▸ **Provided data**:
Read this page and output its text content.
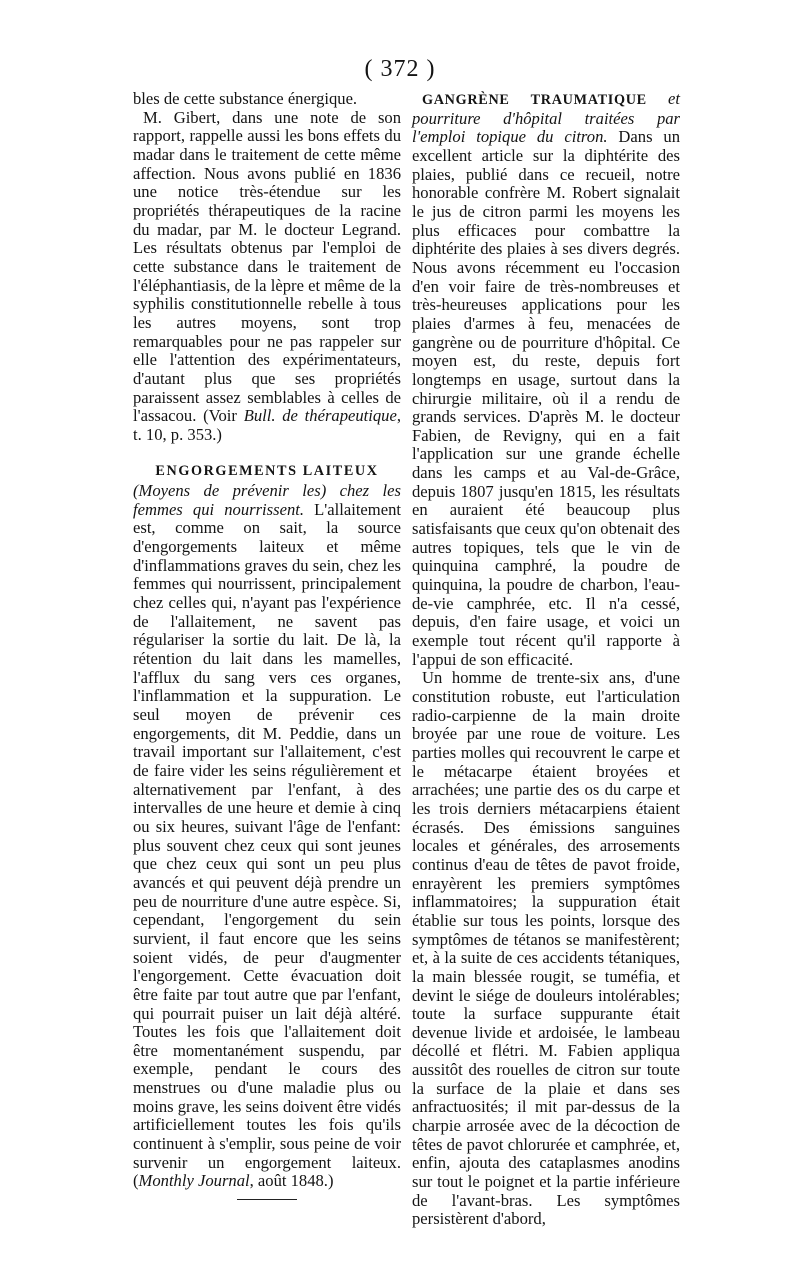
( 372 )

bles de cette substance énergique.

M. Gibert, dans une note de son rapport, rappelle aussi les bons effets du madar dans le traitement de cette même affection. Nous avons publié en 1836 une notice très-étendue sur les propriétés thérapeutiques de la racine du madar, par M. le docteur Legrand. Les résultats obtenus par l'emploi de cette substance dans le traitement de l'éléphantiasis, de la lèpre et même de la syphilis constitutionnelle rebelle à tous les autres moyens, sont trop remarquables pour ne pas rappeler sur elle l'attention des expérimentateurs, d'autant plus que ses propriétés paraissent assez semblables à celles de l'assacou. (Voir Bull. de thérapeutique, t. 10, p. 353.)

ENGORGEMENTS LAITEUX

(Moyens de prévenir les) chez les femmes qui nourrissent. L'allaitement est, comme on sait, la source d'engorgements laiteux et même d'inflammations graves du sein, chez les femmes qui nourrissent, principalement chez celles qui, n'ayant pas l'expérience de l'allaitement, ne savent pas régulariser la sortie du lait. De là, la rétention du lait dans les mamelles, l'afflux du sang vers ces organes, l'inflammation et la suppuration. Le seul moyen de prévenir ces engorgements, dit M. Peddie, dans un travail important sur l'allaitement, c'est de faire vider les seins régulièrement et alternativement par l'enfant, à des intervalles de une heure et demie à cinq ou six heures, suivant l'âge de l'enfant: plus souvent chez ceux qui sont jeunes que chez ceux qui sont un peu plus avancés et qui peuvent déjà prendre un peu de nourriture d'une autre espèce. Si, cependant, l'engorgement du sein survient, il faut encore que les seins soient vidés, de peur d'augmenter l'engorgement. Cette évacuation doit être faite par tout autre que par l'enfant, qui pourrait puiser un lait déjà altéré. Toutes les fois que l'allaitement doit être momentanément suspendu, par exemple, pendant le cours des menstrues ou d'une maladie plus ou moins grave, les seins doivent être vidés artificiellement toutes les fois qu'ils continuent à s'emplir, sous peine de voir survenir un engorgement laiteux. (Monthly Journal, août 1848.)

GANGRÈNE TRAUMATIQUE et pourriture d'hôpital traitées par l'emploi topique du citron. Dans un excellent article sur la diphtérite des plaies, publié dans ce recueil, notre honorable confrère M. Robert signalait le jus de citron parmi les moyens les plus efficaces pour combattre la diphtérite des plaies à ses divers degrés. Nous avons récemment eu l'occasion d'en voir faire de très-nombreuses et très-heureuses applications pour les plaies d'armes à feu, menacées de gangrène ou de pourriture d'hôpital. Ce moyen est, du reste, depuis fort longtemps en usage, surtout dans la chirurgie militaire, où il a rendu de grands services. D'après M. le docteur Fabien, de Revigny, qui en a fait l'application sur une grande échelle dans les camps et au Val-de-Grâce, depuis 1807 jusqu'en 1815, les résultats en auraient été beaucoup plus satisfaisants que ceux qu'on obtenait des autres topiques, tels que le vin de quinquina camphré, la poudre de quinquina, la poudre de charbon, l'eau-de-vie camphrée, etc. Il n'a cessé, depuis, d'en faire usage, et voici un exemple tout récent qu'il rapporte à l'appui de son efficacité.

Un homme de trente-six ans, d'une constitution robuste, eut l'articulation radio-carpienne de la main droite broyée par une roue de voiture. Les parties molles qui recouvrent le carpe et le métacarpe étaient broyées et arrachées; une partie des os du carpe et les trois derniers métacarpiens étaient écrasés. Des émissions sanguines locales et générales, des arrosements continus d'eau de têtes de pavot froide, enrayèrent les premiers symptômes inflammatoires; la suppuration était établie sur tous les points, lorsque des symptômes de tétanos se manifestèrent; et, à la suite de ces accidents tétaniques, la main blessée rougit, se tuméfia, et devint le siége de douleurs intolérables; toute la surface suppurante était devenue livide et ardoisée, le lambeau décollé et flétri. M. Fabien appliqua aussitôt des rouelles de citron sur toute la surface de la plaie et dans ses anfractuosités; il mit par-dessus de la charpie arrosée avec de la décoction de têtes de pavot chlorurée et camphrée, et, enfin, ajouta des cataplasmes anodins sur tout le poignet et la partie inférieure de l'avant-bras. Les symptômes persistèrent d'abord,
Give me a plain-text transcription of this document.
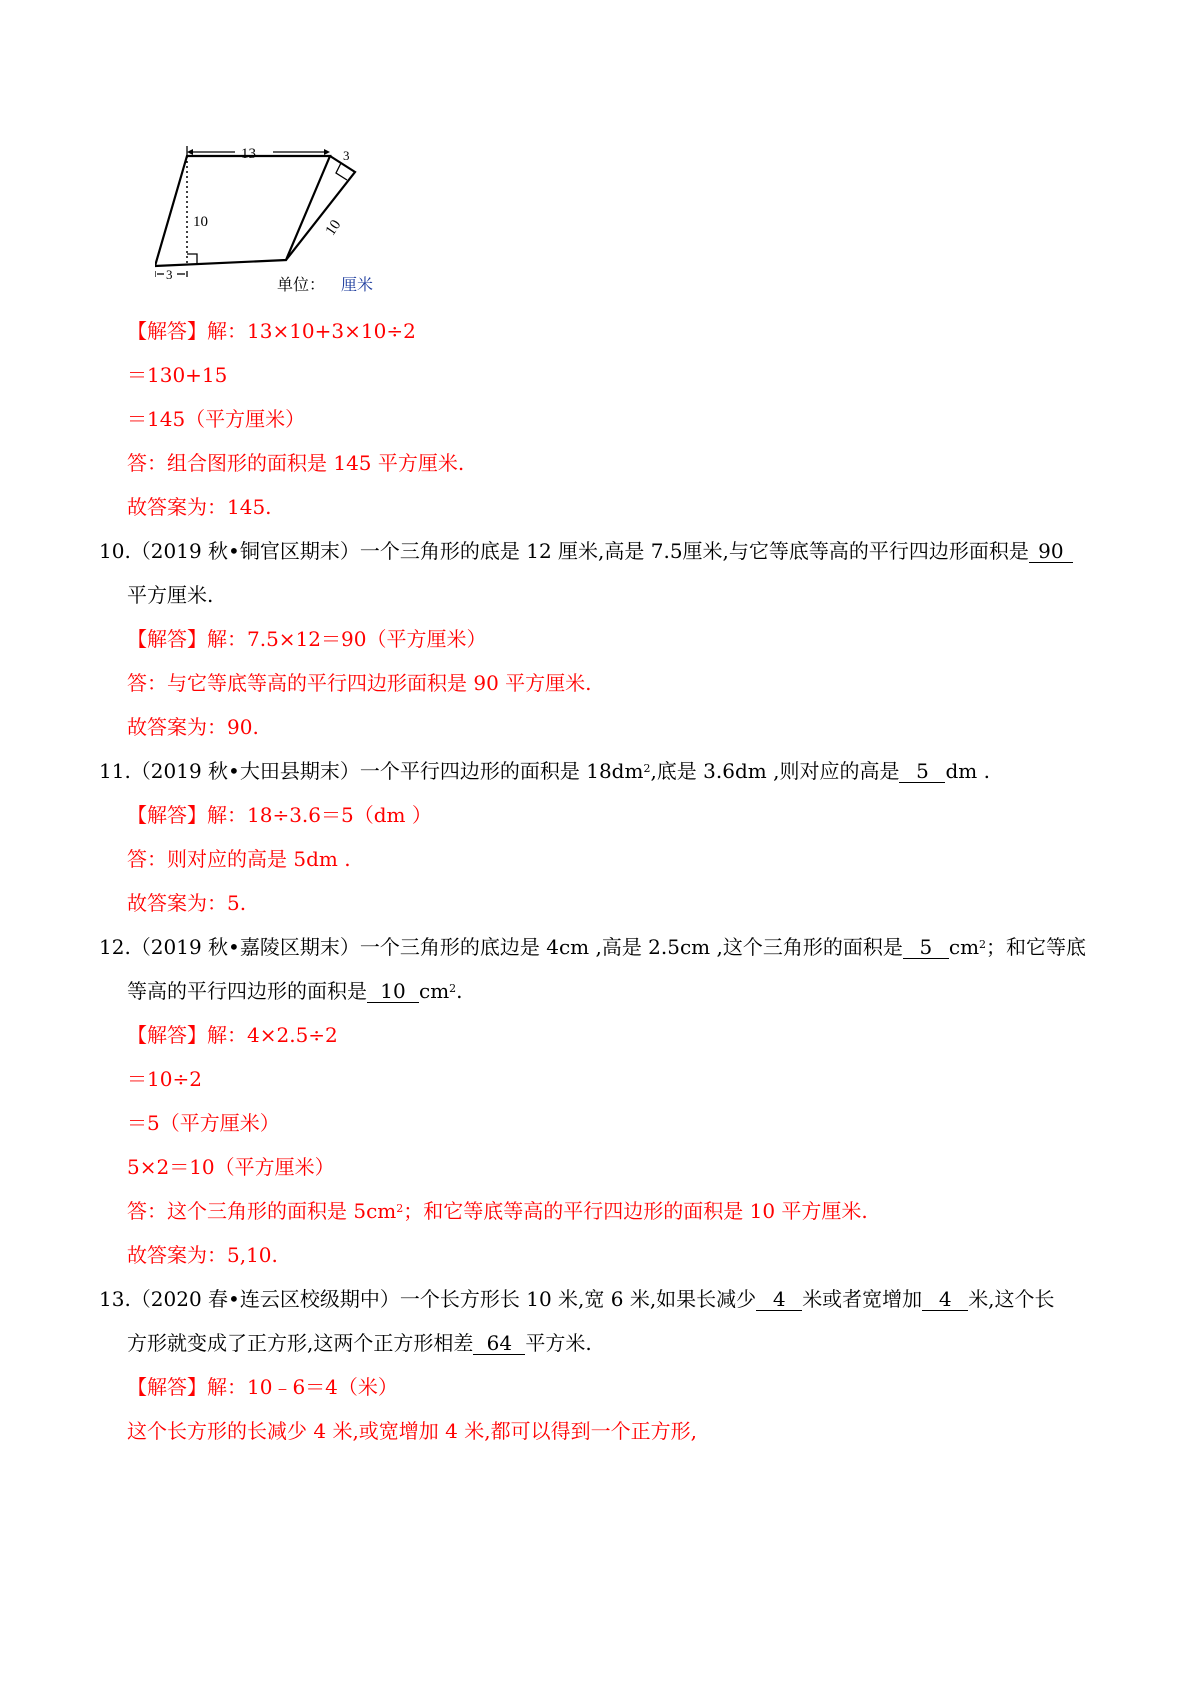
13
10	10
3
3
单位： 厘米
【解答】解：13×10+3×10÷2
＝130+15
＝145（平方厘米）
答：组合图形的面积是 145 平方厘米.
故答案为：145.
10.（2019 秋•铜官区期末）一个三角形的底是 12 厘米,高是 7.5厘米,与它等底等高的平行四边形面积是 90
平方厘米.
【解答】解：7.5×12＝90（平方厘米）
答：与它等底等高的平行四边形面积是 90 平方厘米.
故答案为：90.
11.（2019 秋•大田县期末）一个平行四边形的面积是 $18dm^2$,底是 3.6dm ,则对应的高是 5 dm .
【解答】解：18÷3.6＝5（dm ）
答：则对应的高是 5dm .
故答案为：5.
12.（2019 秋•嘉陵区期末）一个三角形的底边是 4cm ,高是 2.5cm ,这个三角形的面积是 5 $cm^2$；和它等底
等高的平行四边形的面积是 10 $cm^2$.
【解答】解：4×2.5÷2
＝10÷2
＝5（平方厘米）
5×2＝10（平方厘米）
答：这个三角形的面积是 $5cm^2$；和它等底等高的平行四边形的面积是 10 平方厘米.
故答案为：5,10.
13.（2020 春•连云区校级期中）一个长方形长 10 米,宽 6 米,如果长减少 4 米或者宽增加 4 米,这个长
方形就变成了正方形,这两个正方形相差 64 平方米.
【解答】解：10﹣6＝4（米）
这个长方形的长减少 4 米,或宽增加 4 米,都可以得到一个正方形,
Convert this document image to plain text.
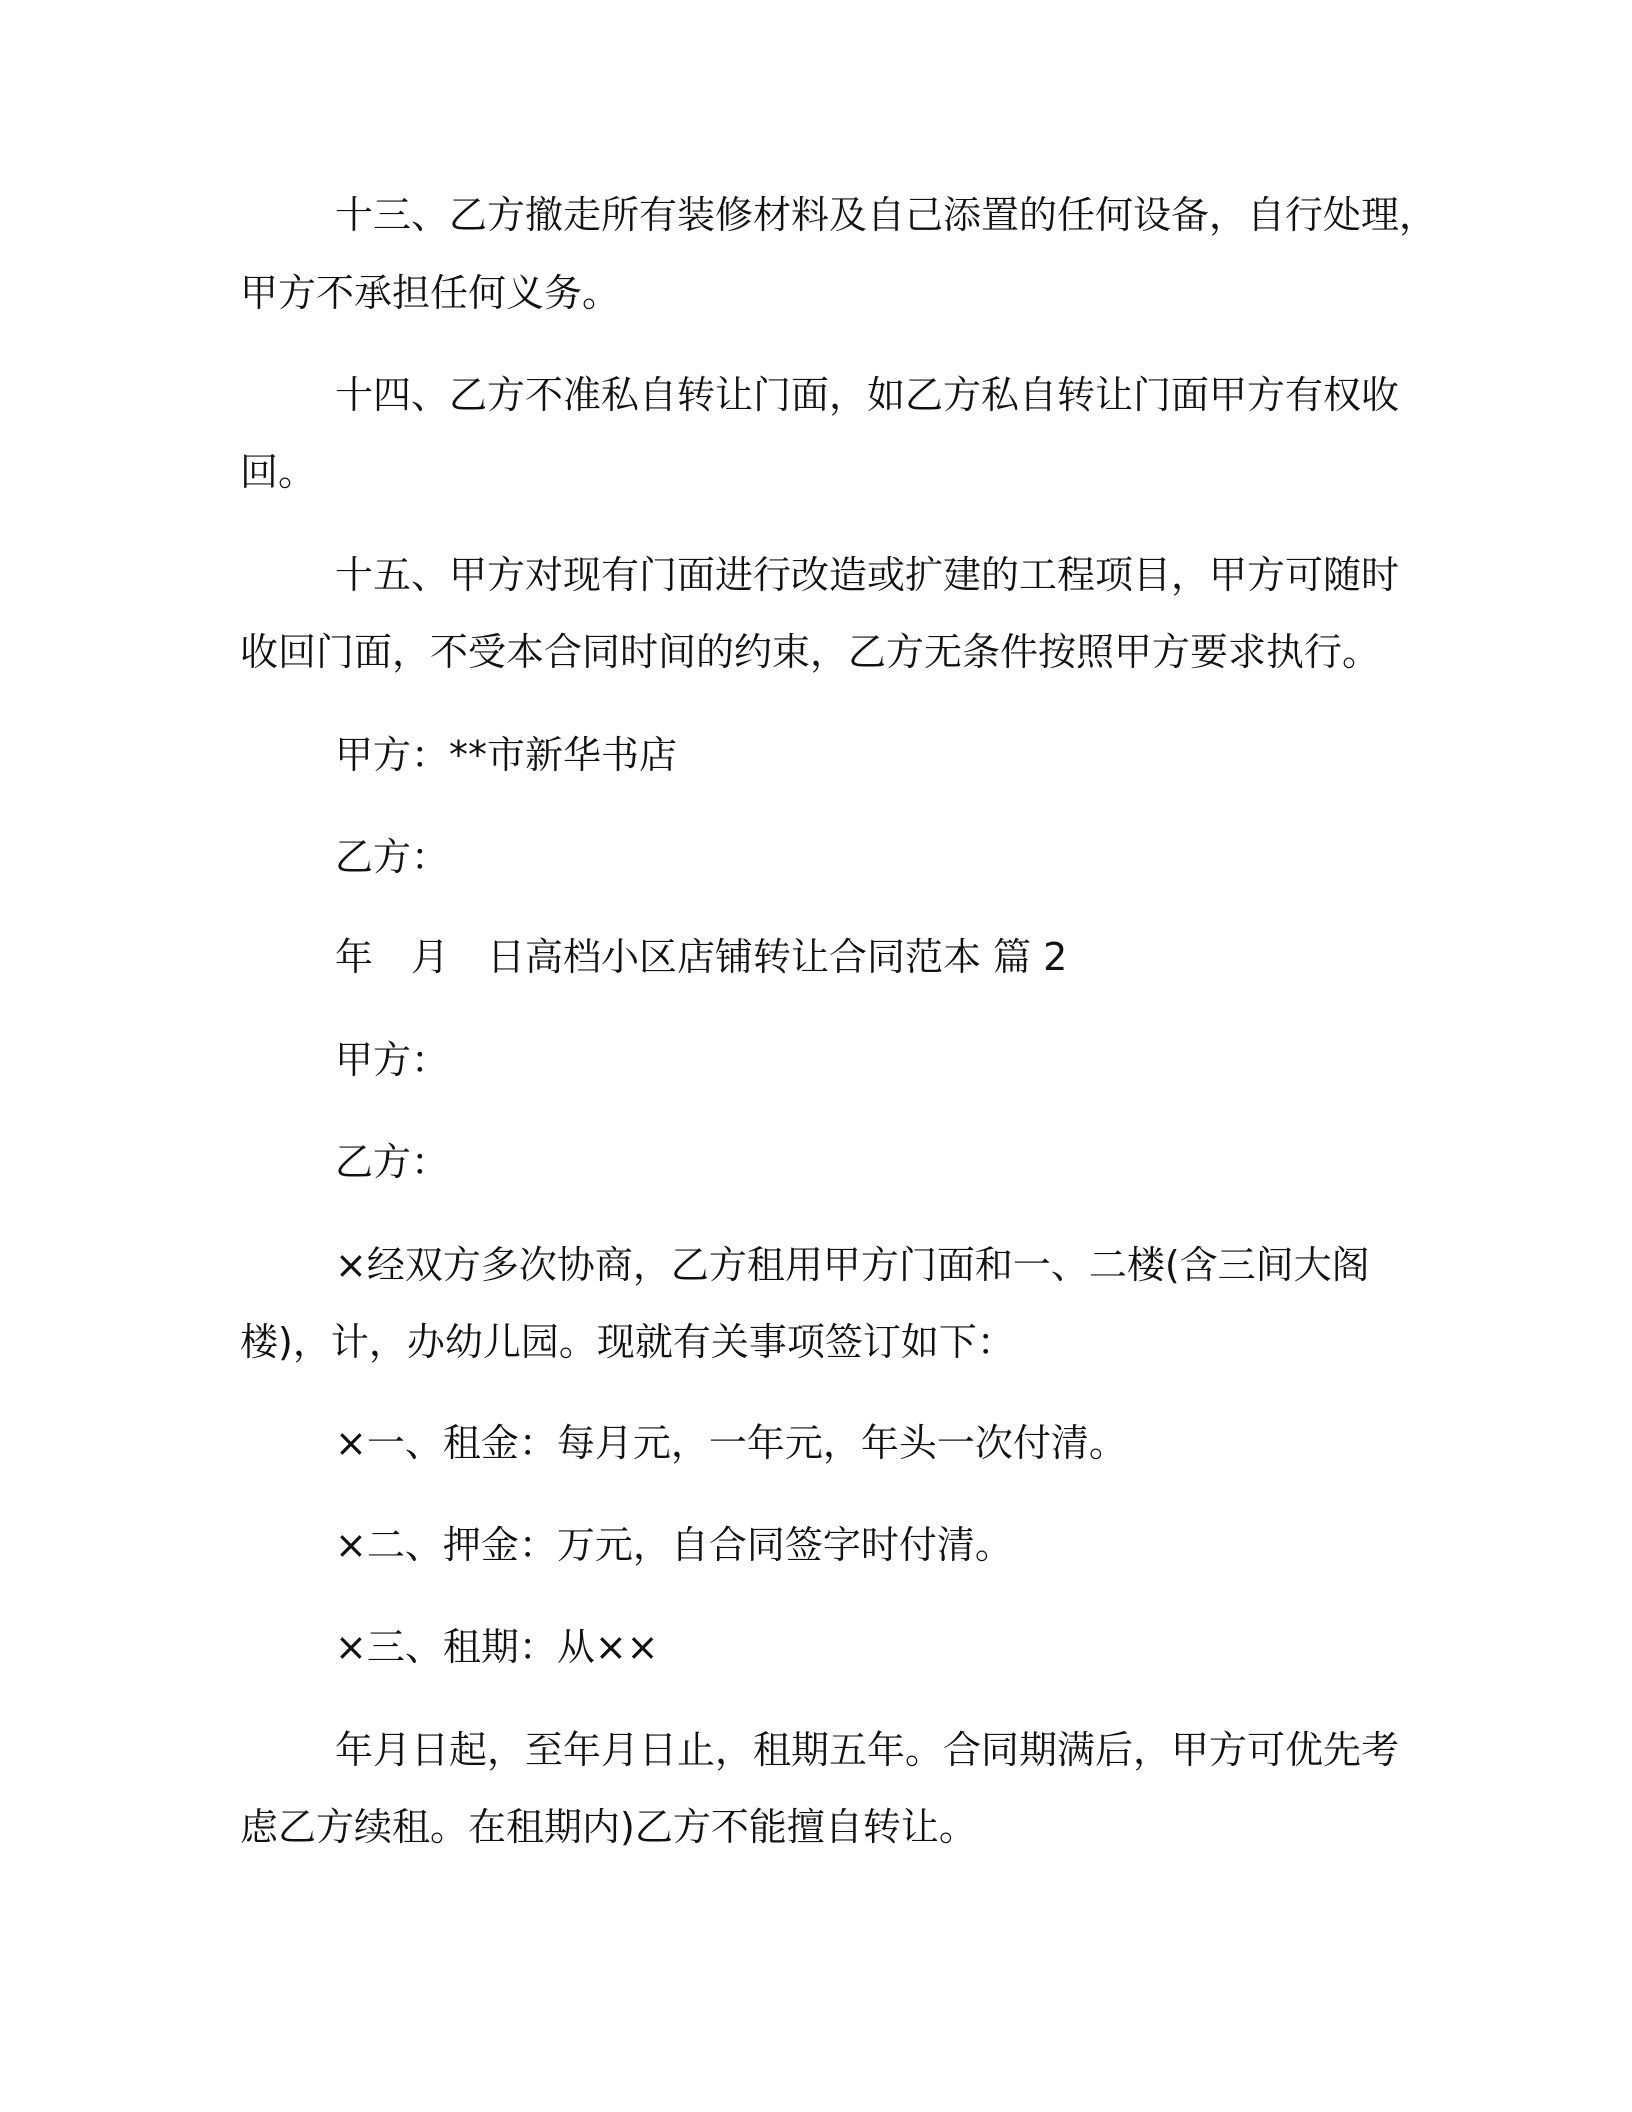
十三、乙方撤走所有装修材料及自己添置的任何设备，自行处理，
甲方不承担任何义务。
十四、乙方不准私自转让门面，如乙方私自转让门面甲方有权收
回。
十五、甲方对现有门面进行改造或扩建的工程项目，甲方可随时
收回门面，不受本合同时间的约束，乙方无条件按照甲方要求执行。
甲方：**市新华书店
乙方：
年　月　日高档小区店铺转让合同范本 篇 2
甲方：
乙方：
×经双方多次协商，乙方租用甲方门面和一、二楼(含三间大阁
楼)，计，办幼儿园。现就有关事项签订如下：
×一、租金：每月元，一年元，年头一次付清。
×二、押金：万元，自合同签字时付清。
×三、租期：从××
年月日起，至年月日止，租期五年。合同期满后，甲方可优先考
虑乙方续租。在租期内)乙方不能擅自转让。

▸ **What the exercise asks**: Leave out the pictures, and extract exactly the lines from the one with "Convert this document image to plain text." through the end of the records, both ends included.

▸ **Task result**:
Convert this document image to plain text.
十三、乙方撤走所有装修材料及自己添置的任何设备，自行处理，
甲方不承担任何义务。
十四、乙方不准私自转让门面，如乙方私自转让门面甲方有权收
回。
十五、甲方对现有门面进行改造或扩建的工程项目，甲方可随时
收回门面，不受本合同时间的约束，乙方无条件按照甲方要求执行。
甲方：**市新华书店
乙方：
年　月　日高档小区店铺转让合同范本 篇 2
甲方：
乙方：
×经双方多次协商，乙方租用甲方门面和一、二楼(含三间大阁
楼)，计，办幼儿园。现就有关事项签订如下：
×一、租金：每月元，一年元，年头一次付清。
×二、押金：万元，自合同签字时付清。
×三、租期：从××
年月日起，至年月日止，租期五年。合同期满后，甲方可优先考
虑乙方续租。在租期内)乙方不能擅自转让。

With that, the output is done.